**Data entries:**
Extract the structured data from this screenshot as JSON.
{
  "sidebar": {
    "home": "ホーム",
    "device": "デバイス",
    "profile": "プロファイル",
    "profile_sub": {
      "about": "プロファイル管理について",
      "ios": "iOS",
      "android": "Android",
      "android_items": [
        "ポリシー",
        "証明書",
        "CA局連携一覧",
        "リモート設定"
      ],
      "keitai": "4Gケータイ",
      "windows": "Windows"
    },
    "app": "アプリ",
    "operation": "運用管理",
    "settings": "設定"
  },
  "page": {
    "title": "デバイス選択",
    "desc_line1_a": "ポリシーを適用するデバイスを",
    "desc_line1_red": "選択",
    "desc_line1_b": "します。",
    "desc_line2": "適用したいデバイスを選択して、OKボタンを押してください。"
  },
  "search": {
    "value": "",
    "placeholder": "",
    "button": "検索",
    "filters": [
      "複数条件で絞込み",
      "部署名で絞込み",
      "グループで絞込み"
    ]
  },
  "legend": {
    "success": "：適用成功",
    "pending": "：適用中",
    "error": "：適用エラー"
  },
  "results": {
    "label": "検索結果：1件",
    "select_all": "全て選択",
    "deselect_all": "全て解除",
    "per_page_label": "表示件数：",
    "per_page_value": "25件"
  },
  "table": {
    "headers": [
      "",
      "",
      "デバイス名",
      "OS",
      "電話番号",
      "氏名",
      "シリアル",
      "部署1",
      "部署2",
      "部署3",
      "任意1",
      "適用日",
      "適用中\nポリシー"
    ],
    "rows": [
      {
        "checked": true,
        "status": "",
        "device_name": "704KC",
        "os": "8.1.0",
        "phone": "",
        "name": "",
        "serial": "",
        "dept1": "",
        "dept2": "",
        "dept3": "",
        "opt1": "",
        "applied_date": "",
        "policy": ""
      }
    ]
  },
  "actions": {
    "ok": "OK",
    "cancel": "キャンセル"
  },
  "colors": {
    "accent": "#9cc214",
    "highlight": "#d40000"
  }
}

**AIM:** Each line above must be printed exactly as it appears.

**EXERCISE RESPONSE:**
Extract the structured data from this screenshot as JSON.
{
  "sidebar": {
    "home": "ホーム",
    "device": "デバイス",
    "profile": "プロファイル",
    "profile_sub": {
      "about": "プロファイル管理について",
      "ios": "iOS",
      "android": "Android",
      "android_items": [
        "ポリシー",
        "証明書",
        "CA局連携一覧",
        "リモート設定"
      ],
      "keitai": "4Gケータイ",
      "windows": "Windows"
    },
    "app": "アプリ",
    "operation": "運用管理",
    "settings": "設定"
  },
  "page": {
    "title": "デバイス選択",
    "desc_line1_a": "ポリシーを適用するデバイスを",
    "desc_line1_red": "選択",
    "desc_line1_b": "します。",
    "desc_line2": "適用したいデバイスを選択して、OKボタンを押してください。"
  },
  "search": {
    "value": "",
    "placeholder": "",
    "button": "検索",
    "filters": [
      "複数条件で絞込み",
      "部署名で絞込み",
      "グループで絞込み"
    ]
  },
  "legend": {
    "success": "：適用成功",
    "pending": "：適用中",
    "error": "：適用エラー"
  },
  "results": {
    "label": "検索結果：1件",
    "select_all": "全て選択",
    "deselect_all": "全て解除",
    "per_page_label": "表示件数：",
    "per_page_value": "25件"
  },
  "table": {
    "headers": [
      "",
      "",
      "デバイス名",
      "OS",
      "電話番号",
      "氏名",
      "シリアル",
      "部署1",
      "部署2",
      "部署3",
      "任意1",
      "適用日",
      "適用中\nポリシー"
    ],
    "rows": [
      {
        "checked": true,
        "status": "",
        "device_name": "704KC",
        "os": "8.1.0",
        "phone": "",
        "name": "",
        "serial": "",
        "dept1": "",
        "dept2": "",
        "dept3": "",
        "opt1": "",
        "applied_date": "",
        "policy": ""
      }
    ]
  },
  "actions": {
    "ok": "OK",
    "cancel": "キャンセル"
  },
  "colors": {
    "accent": "#9cc214",
    "highlight": "#d40000"
  }
}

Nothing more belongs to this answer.